WHAT NEEDS TO BE DONE: Of all the lines in the material, how many contain the word "modified"? State the number alone.

TASK INPUTS:
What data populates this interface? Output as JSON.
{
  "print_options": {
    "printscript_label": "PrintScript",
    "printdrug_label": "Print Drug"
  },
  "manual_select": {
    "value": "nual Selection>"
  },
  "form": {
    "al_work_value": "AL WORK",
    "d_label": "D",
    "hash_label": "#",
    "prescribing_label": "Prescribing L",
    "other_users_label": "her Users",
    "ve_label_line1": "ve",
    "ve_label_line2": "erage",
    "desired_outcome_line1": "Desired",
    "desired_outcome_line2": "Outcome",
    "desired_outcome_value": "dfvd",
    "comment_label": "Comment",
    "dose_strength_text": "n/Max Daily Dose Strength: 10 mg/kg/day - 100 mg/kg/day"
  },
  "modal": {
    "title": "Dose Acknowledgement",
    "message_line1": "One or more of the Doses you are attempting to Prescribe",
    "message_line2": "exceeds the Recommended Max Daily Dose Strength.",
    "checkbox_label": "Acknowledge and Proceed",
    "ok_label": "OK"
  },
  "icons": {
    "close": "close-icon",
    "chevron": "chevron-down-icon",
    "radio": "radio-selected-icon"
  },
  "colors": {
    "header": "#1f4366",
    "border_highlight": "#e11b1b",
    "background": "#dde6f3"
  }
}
* * *
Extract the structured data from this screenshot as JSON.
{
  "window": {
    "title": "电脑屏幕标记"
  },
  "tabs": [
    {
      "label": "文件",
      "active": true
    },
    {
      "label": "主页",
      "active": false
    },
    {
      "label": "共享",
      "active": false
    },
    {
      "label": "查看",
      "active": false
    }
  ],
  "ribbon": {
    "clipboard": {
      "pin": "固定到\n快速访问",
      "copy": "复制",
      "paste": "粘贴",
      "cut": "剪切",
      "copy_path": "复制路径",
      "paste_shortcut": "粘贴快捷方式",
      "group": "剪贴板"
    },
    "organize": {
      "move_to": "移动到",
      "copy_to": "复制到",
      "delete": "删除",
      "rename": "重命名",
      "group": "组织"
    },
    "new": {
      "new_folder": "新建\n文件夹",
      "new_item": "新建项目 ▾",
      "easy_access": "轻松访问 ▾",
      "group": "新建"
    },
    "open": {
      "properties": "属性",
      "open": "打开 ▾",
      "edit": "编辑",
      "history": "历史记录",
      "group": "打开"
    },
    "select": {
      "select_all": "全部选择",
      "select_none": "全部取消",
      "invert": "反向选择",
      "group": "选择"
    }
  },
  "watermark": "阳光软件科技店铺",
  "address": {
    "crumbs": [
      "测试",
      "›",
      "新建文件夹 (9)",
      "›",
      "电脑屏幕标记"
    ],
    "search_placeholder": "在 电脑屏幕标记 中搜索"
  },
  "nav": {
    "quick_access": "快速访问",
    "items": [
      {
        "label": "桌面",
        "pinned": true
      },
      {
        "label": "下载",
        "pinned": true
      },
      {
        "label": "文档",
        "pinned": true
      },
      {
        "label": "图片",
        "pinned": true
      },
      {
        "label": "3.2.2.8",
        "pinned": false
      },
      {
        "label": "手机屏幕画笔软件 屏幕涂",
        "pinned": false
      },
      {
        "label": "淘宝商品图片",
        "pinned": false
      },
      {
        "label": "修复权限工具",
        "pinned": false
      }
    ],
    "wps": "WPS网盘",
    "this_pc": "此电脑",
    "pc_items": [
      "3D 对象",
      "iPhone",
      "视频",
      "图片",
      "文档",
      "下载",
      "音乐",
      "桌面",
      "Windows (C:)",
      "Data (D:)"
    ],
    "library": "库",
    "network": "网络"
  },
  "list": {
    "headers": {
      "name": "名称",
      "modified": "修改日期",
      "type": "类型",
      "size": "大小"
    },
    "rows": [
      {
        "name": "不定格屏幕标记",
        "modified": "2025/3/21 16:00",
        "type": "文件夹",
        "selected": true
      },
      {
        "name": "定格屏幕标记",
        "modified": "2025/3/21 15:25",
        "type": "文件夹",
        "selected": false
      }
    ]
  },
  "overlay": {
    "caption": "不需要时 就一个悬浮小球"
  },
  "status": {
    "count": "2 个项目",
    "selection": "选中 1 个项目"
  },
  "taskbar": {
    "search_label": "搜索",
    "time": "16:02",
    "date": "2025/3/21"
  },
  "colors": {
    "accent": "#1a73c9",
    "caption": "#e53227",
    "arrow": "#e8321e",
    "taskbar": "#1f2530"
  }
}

RESULT OF THE EXERCISE: 3